** Start of Material for the task **
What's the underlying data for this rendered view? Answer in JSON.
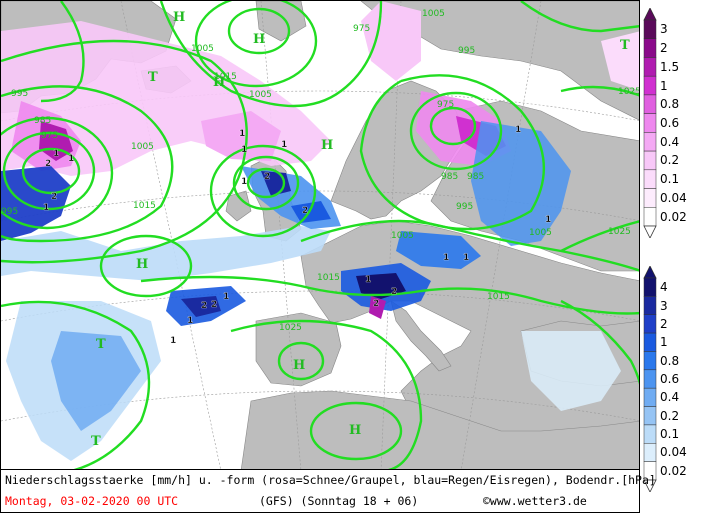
{
  "map": {
    "pressure_labels": [
      "1005",
      "995",
      "1015",
      "985",
      "975",
      "995",
      "1005",
      "975",
      "985",
      "995",
      "1005",
      "1015",
      "1025",
      "1015",
      "1025",
      "995",
      "1005",
      "1005",
      "985",
      "975",
      "1005",
      "1015",
      "1025"
    ],
    "high_markers": [
      "H",
      "H",
      "H",
      "H",
      "H",
      "H",
      "H"
    ],
    "low_markers": [
      "T",
      "T",
      "T",
      "T"
    ],
    "precip_labels": [
      "1",
      "2",
      "1",
      "2",
      "1",
      "2",
      "1",
      "2",
      "1",
      "1",
      "1",
      "1",
      "1",
      "1",
      "2",
      "2",
      "1",
      "1",
      "2",
      "2",
      "1",
      "1",
      "1"
    ]
  },
  "legend_snow": {
    "title": "Schnee/Graupel",
    "ticks": [
      "3",
      "2",
      "1.5",
      "1",
      "0.8",
      "0.6",
      "0.4",
      "0.2",
      "0.1",
      "0.04",
      "0.02"
    ],
    "colors": [
      "#5a0a5a",
      "#8a0a8a",
      "#b01cb0",
      "#d030d0",
      "#e060e0",
      "#ee88ee",
      "#f4aaf4",
      "#f8c8f8",
      "#fbdcfb",
      "#fdecfd",
      "#ffffff"
    ]
  },
  "legend_rain": {
    "title": "Regen/Eisregen",
    "ticks": [
      "4",
      "3",
      "2",
      "1",
      "0.8",
      "0.6",
      "0.4",
      "0.2",
      "0.1",
      "0.04",
      "0.02"
    ],
    "colors": [
      "#12126e",
      "#1a2aa0",
      "#1f3fc8",
      "#1a5ae0",
      "#2a78ec",
      "#4c94f0",
      "#70acf2",
      "#96c4f4",
      "#bcdcf8",
      "#dceefc",
      "#ffffff"
    ]
  },
  "footer": {
    "line1": "Niederschlagsstaerke [mm/h] u. -form (rosa=Schnee/Graupel, blau=Regen/Eisregen), Bodendr.[hPa]",
    "date": "Montag, 03-02-2020  00 UTC",
    "model": "(GFS)  (Sonntag 18 + 06)",
    "copyright": "©www.wetter3.de"
  },
  "colors": {
    "isobar": "#22dd22",
    "land": "#bdbdbd",
    "sea": "#ffffff",
    "snow": "#ee88ee",
    "rain": "#4c94f0"
  }
}
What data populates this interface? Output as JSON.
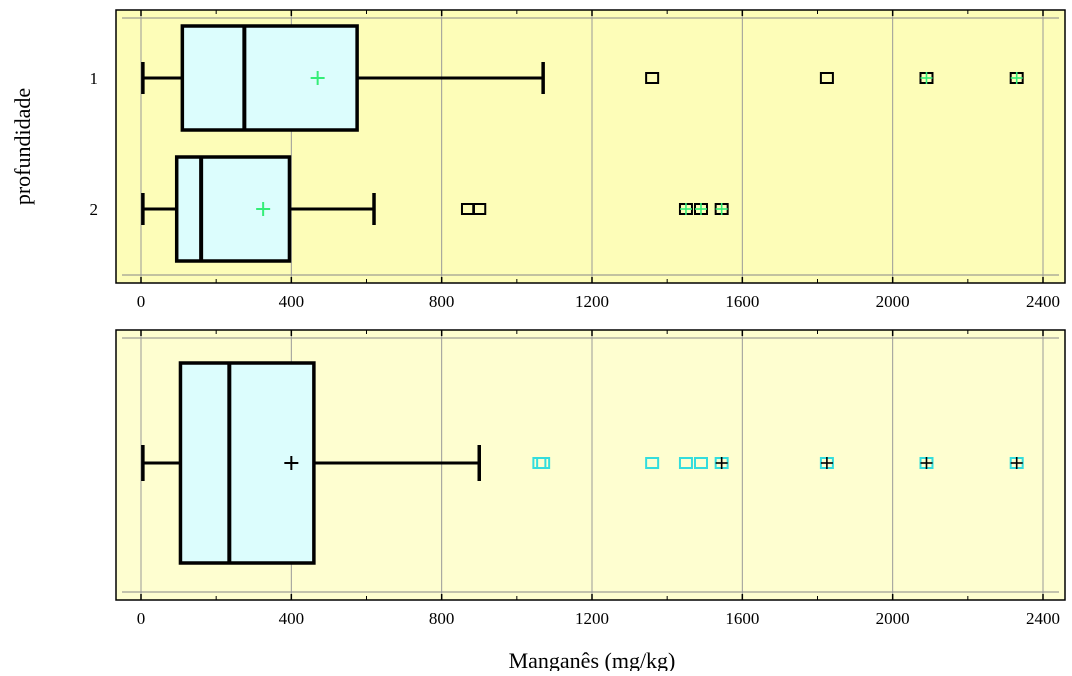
{
  "chart_data": [
    {
      "type": "boxplot",
      "ylabel": "profundidade",
      "xlabel": "",
      "xlim": [
        0,
        2400
      ],
      "xticks": [
        0,
        400,
        800,
        1200,
        1600,
        2000,
        2400
      ],
      "grid": true,
      "background": "#fdfdb8",
      "box_fill": "#dcfdfd",
      "mean_color": "#33ee77",
      "categories": [
        "1",
        "2"
      ],
      "boxes": [
        {
          "name": "1",
          "whisker_low": 5,
          "q1": 110,
          "median": 275,
          "q3": 575,
          "whisker_high": 1070,
          "mean": 470,
          "outliers": [
            1360,
            1825,
            2090,
            2330
          ],
          "mean_marked_outliers": [
            2090,
            2330
          ]
        },
        {
          "name": "2",
          "whisker_low": 5,
          "q1": 95,
          "median": 160,
          "q3": 395,
          "whisker_high": 620,
          "mean": 325,
          "outliers": [
            870,
            900,
            1450,
            1490,
            1545
          ],
          "mean_marked_outliers": [
            1450,
            1490,
            1545
          ]
        }
      ]
    },
    {
      "type": "boxplot",
      "xlabel": "Manganês (mg/kg)",
      "xlim": [
        0,
        2400
      ],
      "xticks": [
        0,
        400,
        800,
        1200,
        1600,
        2000,
        2400
      ],
      "grid": true,
      "background": "#fefed0",
      "box_fill": "#dcfdfd",
      "mean_color": "#000000",
      "outlier_color": "#33dddd",
      "boxes": [
        {
          "name": "",
          "whisker_low": 5,
          "q1": 105,
          "median": 235,
          "q3": 460,
          "whisker_high": 900,
          "mean": 400,
          "outliers": [
            1060,
            1070,
            1360,
            1450,
            1490,
            1545,
            1825,
            2090,
            2330
          ],
          "mean_marked_outliers": [
            1545,
            1825,
            2090,
            2330
          ]
        }
      ]
    }
  ]
}
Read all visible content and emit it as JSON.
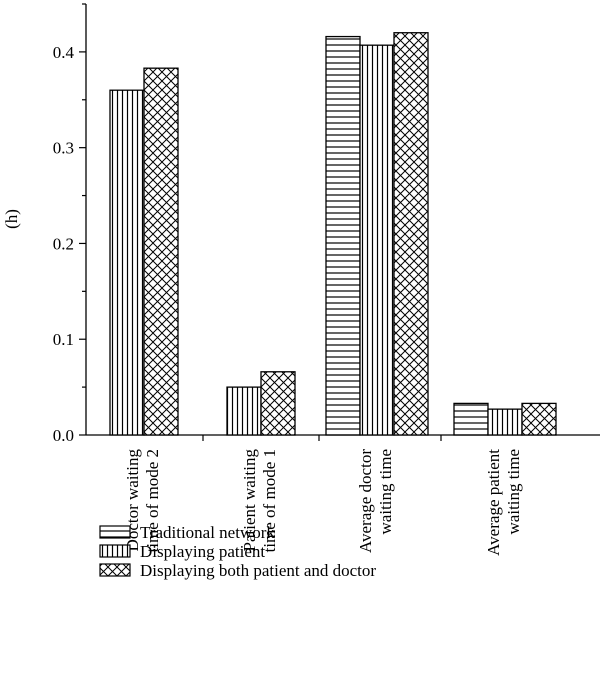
** End of Material for the task **
:: Task description ::
Your task is an exact transcription of all the data, minus the pictures.

:: Answer in full ::
What's the underlying data for this rendered view? Answer in JSON.
{
  "map": {
    "pressure_labels": [
      "1005",
      "995",
      "1015",
      "985",
      "975",
      "995",
      "1005",
      "975",
      "985",
      "995",
      "1005",
      "1015",
      "1025",
      "1015",
      "1025",
      "995",
      "1005",
      "1005",
      "985",
      "975",
      "1005",
      "1015",
      "1025"
    ],
    "high_markers": [
      "H",
      "H",
      "H",
      "H",
      "H",
      "H",
      "H"
    ],
    "low_markers": [
      "T",
      "T",
      "T",
      "T"
    ],
    "precip_labels": [
      "1",
      "2",
      "1",
      "2",
      "1",
      "2",
      "1",
      "2",
      "1",
      "1",
      "1",
      "1",
      "1",
      "1",
      "2",
      "2",
      "1",
      "1",
      "2",
      "2",
      "1",
      "1",
      "1"
    ]
  },
  "legend_snow": {
    "title": "Schnee/Graupel",
    "ticks": [
      "3",
      "2",
      "1.5",
      "1",
      "0.8",
      "0.6",
      "0.4",
      "0.2",
      "0.1",
      "0.04",
      "0.02"
    ],
    "colors": [
      "#5a0a5a",
      "#8a0a8a",
      "#b01cb0",
      "#d030d0",
      "#e060e0",
      "#ee88ee",
      "#f4aaf4",
      "#f8c8f8",
      "#fbdcfb",
      "#fdecfd",
      "#ffffff"
    ]
  },
  "legend_rain": {
    "title": "Regen/Eisregen",
    "ticks": [
      "4",
      "3",
      "2",
      "1",
      "0.8",
      "0.6",
      "0.4",
      "0.2",
      "0.1",
      "0.04",
      "0.02"
    ],
    "colors": [
      "#12126e",
      "#1a2aa0",
      "#1f3fc8",
      "#1a5ae0",
      "#2a78ec",
      "#4c94f0",
      "#70acf2",
      "#96c4f4",
      "#bcdcf8",
      "#dceefc",
      "#ffffff"
    ]
  },
  "footer": {
    "line1": "Niederschlagsstaerke [mm/h] u. -form (rosa=Schnee/Graupel, blau=Regen/Eisregen), Bodendr.[hPa]",
    "date": "Montag, 03-02-2020  00 UTC",
    "model": "(GFS)  (Sonntag 18 + 06)",
    "copyright": "©www.wetter3.de"
  },
  "colors": {
    "isobar": "#22dd22",
    "land": "#bdbdbd",
    "sea": "#ffffff",
    "snow": "#ee88ee",
    "rain": "#4c94f0"
  }
}
What data populates this interface? Output as JSON.
{
  "chart_data": [
    {
      "type": "boxplot",
      "ylabel": "profundidade",
      "xlabel": "",
      "xlim": [
        0,
        2400
      ],
      "xticks": [
        0,
        400,
        800,
        1200,
        1600,
        2000,
        2400
      ],
      "grid": true,
      "background": "#fdfdb8",
      "box_fill": "#dcfdfd",
      "mean_color": "#33ee77",
      "categories": [
        "1",
        "2"
      ],
      "boxes": [
        {
          "name": "1",
          "whisker_low": 5,
          "q1": 110,
          "median": 275,
          "q3": 575,
          "whisker_high": 1070,
          "mean": 470,
          "outliers": [
            1360,
            1825,
            2090,
            2330
          ],
          "mean_marked_outliers": [
            2090,
            2330
          ]
        },
        {
          "name": "2",
          "whisker_low": 5,
          "q1": 95,
          "median": 160,
          "q3": 395,
          "whisker_high": 620,
          "mean": 325,
          "outliers": [
            870,
            900,
            1450,
            1490,
            1545
          ],
          "mean_marked_outliers": [
            1450,
            1490,
            1545
          ]
        }
      ]
    },
    {
      "type": "boxplot",
      "xlabel": "Manganês (mg/kg)",
      "xlim": [
        0,
        2400
      ],
      "xticks": [
        0,
        400,
        800,
        1200,
        1600,
        2000,
        2400
      ],
      "grid": true,
      "background": "#fefed0",
      "box_fill": "#dcfdfd",
      "mean_color": "#000000",
      "outlier_color": "#33dddd",
      "boxes": [
        {
          "name": "",
          "whisker_low": 5,
          "q1": 105,
          "median": 235,
          "q3": 460,
          "whisker_high": 900,
          "mean": 400,
          "outliers": [
            1060,
            1070,
            1360,
            1450,
            1490,
            1545,
            1825,
            2090,
            2330
          ],
          "mean_marked_outliers": [
            1545,
            1825,
            2090,
            2330
          ]
        }
      ]
    }
  ]
}
Read all visible content and emit it as JSON.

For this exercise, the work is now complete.